SHORT EXERCISE:
Filter out everything except lines holding "colors".
◆ ◆ ◆ ◆ ◆ ◆ ◆
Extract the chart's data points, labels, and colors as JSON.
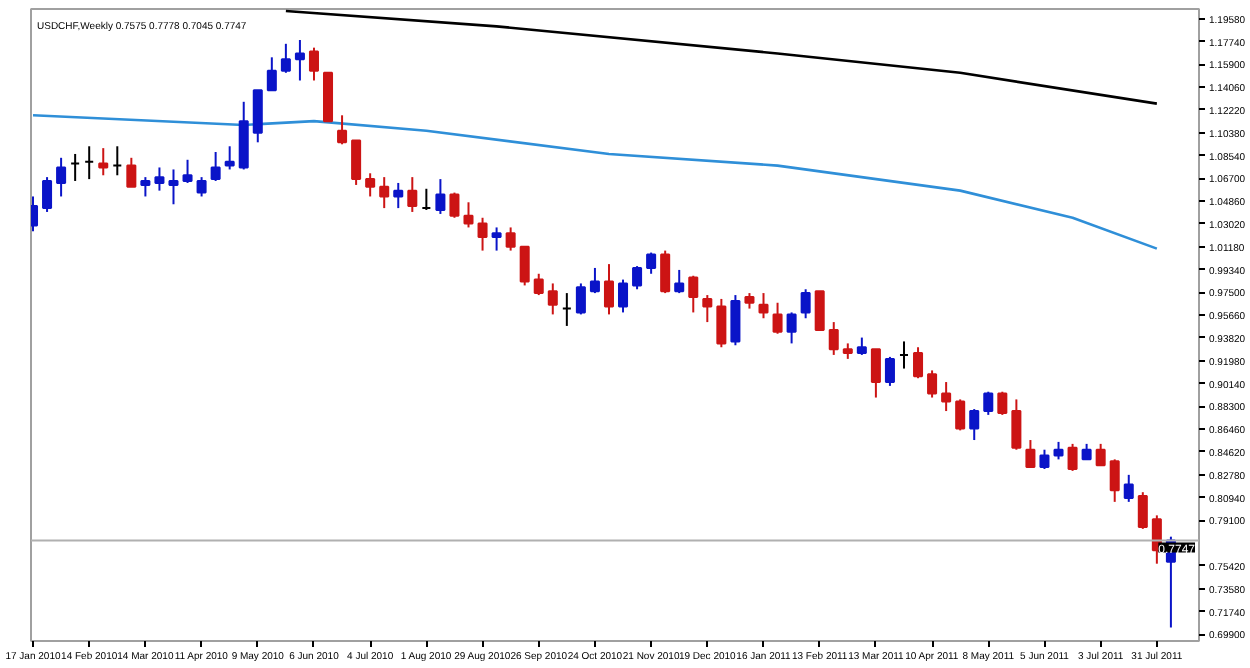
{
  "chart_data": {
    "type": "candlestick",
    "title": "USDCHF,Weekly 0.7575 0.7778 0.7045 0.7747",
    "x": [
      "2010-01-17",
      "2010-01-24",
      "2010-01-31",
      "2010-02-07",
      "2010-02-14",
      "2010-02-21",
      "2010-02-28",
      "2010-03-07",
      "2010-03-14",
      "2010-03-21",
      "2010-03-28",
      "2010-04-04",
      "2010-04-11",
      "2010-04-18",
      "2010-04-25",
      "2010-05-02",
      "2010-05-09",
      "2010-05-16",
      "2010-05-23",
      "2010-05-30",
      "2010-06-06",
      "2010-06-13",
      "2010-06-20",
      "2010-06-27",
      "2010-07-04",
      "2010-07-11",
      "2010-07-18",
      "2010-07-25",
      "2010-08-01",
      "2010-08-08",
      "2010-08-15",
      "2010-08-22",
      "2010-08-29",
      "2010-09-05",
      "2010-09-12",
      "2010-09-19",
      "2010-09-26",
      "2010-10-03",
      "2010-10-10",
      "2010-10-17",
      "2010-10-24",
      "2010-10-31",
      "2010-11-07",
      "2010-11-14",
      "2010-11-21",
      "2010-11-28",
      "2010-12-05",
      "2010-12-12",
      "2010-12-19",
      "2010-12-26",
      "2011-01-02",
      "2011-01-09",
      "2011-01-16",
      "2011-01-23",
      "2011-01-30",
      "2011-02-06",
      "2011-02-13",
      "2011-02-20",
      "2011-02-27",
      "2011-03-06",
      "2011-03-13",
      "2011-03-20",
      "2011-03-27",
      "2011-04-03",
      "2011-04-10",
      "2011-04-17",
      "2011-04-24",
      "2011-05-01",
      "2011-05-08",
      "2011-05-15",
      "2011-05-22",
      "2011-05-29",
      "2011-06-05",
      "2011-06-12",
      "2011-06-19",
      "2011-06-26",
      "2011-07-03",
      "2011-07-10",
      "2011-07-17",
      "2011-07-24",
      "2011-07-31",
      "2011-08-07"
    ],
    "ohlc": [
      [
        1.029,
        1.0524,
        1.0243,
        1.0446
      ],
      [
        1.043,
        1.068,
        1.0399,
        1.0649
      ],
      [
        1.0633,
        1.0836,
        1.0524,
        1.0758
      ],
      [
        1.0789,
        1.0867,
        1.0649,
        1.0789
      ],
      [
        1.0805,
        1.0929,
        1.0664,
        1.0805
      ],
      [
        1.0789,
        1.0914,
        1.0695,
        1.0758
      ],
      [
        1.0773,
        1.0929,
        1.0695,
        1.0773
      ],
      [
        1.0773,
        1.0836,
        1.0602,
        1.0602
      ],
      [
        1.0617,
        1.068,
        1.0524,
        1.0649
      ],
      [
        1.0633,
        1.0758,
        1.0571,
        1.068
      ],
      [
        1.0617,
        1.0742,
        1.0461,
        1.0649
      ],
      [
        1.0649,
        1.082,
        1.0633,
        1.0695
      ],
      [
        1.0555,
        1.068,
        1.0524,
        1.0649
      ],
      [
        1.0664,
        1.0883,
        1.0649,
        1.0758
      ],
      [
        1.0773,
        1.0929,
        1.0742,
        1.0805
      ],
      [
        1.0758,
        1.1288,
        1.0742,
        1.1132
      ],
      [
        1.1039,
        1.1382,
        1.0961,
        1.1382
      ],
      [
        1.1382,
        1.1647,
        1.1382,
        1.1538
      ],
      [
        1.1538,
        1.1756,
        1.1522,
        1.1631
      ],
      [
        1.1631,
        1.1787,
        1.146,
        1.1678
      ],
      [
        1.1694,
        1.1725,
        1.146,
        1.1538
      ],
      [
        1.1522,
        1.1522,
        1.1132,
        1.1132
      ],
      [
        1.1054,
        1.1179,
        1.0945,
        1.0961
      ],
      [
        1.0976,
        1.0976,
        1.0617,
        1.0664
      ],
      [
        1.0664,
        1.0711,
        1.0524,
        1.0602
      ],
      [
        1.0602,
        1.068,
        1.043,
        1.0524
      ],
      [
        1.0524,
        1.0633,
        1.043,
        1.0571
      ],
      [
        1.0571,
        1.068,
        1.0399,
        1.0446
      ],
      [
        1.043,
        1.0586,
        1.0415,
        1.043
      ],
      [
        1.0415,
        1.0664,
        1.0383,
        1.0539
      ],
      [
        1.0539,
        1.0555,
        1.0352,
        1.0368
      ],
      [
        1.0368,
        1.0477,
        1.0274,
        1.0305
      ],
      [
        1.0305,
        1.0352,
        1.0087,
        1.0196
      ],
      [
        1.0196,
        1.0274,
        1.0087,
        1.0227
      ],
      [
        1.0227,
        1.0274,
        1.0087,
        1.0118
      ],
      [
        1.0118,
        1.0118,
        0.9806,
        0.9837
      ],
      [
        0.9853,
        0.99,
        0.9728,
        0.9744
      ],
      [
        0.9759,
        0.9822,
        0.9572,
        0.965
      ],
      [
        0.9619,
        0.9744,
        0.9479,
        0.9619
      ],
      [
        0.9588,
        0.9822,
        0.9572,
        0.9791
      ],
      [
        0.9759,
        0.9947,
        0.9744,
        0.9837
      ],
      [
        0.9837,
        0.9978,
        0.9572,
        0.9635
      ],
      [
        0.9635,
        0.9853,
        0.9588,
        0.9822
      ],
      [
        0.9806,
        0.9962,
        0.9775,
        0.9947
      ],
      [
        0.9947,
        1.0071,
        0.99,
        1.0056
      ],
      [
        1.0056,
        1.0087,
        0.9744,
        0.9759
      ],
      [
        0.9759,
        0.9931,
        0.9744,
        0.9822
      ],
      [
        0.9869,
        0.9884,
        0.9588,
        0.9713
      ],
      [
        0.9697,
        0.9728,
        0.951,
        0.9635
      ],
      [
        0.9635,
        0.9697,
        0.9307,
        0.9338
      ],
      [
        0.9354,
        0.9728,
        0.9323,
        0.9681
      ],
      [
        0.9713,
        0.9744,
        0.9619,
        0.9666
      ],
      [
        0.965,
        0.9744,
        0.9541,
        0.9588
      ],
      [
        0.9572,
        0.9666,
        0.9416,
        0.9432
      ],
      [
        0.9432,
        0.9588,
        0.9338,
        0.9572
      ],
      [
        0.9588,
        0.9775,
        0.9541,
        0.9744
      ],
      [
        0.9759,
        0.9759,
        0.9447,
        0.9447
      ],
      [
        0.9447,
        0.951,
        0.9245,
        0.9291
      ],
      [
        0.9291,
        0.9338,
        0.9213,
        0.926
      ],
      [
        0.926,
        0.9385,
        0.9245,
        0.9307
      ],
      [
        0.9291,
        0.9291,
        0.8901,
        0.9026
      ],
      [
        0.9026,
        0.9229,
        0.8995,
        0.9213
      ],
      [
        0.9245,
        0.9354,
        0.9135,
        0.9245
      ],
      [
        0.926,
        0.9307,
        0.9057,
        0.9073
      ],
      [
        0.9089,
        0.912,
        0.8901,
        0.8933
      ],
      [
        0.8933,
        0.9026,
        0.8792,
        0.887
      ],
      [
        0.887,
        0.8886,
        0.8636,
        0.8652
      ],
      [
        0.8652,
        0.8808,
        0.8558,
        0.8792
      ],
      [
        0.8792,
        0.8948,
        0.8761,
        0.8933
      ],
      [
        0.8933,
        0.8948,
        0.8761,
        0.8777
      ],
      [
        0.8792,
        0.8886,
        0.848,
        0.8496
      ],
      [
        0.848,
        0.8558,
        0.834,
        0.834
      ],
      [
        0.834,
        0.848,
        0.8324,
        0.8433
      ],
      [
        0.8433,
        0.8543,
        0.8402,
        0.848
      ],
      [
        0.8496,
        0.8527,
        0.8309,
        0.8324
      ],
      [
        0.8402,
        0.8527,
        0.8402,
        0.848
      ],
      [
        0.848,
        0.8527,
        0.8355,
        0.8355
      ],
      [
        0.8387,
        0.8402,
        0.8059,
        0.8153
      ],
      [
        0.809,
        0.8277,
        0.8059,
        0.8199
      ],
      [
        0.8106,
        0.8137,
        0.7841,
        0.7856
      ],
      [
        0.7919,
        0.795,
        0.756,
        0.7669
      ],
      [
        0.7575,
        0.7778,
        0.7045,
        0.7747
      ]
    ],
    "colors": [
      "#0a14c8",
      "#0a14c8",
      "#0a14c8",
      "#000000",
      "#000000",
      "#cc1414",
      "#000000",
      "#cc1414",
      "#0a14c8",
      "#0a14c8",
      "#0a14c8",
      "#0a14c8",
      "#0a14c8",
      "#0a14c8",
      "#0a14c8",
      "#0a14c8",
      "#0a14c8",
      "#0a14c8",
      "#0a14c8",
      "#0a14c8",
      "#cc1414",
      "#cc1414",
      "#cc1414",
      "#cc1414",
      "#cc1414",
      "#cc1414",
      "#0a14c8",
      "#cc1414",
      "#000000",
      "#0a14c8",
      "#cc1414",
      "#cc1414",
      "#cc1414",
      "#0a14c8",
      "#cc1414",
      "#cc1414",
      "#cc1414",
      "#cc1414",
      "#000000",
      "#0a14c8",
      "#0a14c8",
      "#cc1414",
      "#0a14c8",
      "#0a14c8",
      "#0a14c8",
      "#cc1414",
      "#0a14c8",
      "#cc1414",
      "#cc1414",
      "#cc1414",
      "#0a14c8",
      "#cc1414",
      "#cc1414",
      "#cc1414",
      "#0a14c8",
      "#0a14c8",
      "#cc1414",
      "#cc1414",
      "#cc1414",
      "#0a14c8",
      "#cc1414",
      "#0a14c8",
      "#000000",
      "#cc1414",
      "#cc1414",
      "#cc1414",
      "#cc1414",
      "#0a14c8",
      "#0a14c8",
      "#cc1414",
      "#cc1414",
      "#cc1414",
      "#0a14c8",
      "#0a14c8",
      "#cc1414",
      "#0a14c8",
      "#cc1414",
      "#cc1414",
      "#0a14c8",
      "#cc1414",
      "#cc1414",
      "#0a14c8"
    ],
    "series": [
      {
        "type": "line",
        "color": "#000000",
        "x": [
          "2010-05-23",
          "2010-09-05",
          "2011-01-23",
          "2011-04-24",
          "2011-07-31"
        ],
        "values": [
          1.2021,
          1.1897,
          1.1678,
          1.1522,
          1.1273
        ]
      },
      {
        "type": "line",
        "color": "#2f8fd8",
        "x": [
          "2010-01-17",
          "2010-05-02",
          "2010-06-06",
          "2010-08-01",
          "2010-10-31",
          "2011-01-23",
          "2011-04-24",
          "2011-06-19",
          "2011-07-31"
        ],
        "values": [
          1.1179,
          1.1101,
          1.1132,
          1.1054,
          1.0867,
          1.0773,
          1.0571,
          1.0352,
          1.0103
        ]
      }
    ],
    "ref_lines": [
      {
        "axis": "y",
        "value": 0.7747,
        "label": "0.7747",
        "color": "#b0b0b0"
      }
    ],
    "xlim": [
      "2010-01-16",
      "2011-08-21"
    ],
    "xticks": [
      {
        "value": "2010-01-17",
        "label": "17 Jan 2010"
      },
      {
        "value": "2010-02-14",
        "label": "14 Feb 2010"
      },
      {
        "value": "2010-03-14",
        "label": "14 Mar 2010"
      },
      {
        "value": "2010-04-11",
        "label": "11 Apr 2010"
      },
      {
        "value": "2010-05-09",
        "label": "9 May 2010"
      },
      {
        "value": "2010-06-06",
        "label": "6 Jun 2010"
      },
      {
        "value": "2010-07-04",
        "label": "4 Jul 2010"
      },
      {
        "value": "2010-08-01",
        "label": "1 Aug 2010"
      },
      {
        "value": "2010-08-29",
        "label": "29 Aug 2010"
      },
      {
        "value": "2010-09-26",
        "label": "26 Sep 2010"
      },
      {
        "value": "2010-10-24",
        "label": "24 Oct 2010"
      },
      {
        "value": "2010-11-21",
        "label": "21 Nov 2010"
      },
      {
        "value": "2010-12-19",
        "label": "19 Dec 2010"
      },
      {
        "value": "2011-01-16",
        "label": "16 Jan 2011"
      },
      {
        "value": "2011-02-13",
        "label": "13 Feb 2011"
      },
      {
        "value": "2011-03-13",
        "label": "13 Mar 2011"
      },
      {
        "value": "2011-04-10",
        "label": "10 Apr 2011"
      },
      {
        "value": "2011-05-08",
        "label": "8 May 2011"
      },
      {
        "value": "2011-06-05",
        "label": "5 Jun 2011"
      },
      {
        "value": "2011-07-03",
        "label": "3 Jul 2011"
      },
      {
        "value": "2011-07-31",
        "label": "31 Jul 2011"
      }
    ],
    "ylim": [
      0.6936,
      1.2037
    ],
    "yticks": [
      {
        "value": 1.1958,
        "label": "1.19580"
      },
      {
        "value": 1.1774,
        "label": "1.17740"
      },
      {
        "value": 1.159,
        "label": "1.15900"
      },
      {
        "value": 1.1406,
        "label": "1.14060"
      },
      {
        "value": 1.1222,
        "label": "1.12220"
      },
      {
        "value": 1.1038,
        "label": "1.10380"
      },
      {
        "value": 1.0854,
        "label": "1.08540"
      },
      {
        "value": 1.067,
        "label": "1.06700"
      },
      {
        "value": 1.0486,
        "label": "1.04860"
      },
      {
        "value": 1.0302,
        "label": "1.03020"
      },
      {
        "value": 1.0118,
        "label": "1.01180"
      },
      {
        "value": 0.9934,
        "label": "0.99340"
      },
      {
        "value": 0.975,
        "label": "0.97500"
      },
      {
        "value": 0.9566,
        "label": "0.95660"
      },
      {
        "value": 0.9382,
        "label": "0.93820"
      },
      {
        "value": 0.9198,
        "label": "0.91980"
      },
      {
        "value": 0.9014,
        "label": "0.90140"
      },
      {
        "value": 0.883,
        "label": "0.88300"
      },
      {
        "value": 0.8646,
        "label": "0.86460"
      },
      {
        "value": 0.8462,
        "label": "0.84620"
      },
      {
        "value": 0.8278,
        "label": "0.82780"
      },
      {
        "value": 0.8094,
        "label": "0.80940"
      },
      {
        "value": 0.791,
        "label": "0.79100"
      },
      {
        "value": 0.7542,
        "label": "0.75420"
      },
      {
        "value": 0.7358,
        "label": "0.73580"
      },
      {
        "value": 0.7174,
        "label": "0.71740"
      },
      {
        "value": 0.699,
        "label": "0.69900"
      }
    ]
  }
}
◆ ◆ ◆ ◆ ◆ ◆ ◆
THE SOLUTION:
Extract the chart's data points, labels, and colors as JSON.
    "colors": [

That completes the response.